→ **REQUIRED WORK**
Leave the pictures out and print every record below exactly as it stands.

----- INPUT ROWS -----

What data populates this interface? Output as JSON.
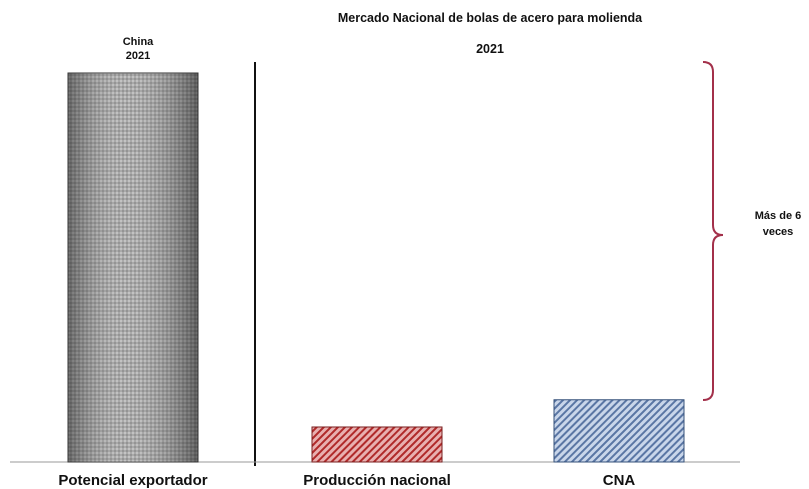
{
  "chart_data": {
    "type": "bar",
    "title": "Mercado Nacional de bolas de acero para molienda",
    "subtitle": "2021",
    "categories": [
      "Potencial exportador",
      "Producción nacional",
      "CNA"
    ],
    "values": [
      100,
      9,
      16
    ],
    "ylim": [
      0,
      100
    ],
    "bar_label_top": [
      "China",
      "2021"
    ],
    "annotation": [
      "Más de 6",
      "veces"
    ],
    "colors": [
      "#8a8a8a",
      "#b83a3a",
      "#6a86b0"
    ],
    "grid": false,
    "legend": "none"
  }
}
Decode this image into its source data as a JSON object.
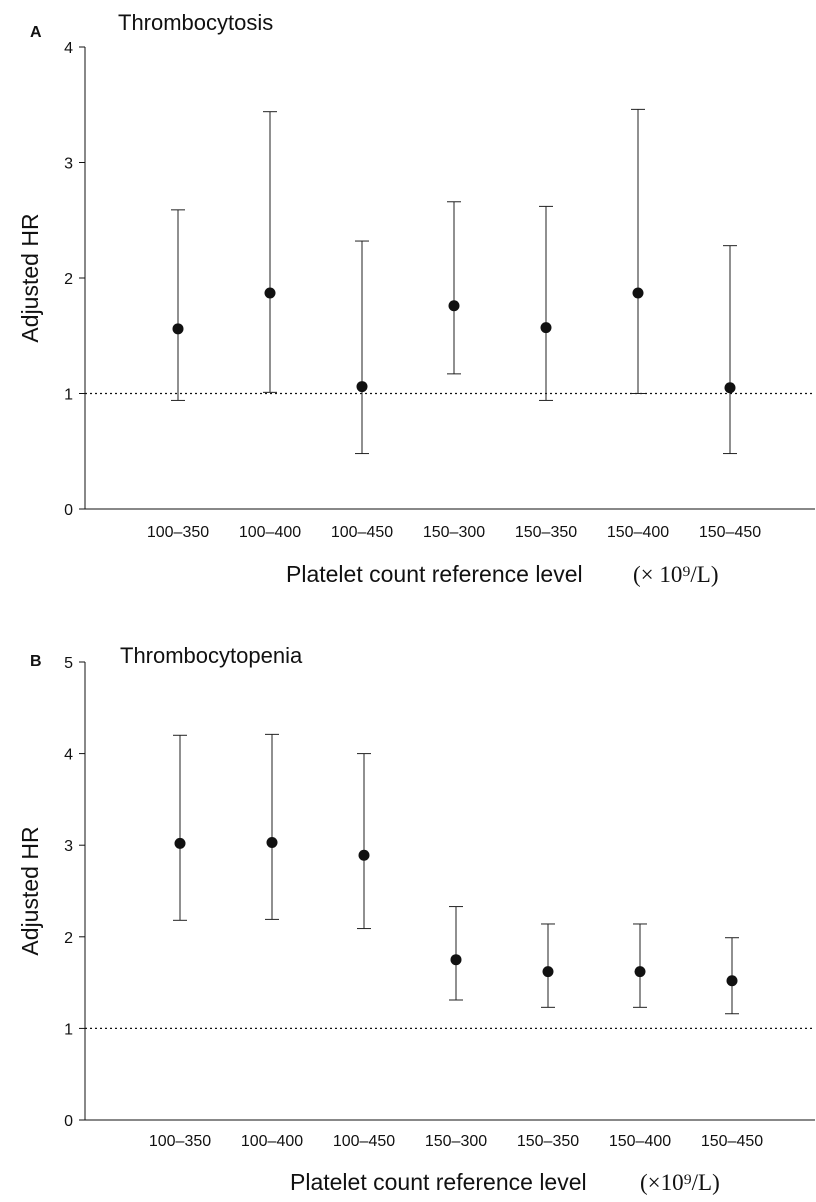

-----

→ **COMPLETED EXERCISE**
What data populates this interface? Output as JSON.
{
  "chart_data": {
    "type": "bar",
    "title": "Mercado Nacional de bolas de acero para molienda",
    "subtitle": "2021",
    "categories": [
      "Potencial exportador",
      "Producción nacional",
      "CNA"
    ],
    "values": [
      100,
      9,
      16
    ],
    "ylim": [
      0,
      100
    ],
    "bar_label_top": [
      "China",
      "2021"
    ],
    "annotation": [
      "Más de 6",
      "veces"
    ],
    "colors": [
      "#8a8a8a",
      "#b83a3a",
      "#6a86b0"
    ],
    "grid": false,
    "legend": "none"
  }
}
Decode this image into its source data as a JSON object.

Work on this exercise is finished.